**Task objective**
Lines holding the string "label" are the ones to copy from this listing.

**Available records**
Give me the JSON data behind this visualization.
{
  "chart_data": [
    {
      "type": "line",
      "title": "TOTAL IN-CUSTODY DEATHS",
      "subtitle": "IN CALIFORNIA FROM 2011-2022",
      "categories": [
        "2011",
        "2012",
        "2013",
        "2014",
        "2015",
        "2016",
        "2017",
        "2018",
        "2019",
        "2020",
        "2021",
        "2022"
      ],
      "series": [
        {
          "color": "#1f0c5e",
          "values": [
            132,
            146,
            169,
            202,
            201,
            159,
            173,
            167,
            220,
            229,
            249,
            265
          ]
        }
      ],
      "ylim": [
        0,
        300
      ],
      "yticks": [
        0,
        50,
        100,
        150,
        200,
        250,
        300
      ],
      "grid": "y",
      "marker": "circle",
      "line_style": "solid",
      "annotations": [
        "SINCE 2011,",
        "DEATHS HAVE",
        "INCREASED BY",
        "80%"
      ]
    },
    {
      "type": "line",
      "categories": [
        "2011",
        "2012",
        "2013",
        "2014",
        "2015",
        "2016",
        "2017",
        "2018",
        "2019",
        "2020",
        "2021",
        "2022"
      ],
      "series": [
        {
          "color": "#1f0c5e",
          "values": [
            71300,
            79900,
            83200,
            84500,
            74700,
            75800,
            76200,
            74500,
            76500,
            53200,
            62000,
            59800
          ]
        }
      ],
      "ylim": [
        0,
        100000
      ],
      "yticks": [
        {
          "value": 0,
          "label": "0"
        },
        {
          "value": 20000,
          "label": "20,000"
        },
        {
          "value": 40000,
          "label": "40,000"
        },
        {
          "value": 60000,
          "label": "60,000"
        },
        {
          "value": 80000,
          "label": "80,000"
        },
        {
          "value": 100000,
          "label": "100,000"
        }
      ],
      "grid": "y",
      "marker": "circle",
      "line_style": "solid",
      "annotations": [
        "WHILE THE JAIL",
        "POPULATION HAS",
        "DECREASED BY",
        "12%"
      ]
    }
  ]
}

**Exercise output**
          "label": "0"
          "label": "20,000"
          "label": "40,000"
          "label": "60,000"
          "label": "80,000"
          "label": "100,000"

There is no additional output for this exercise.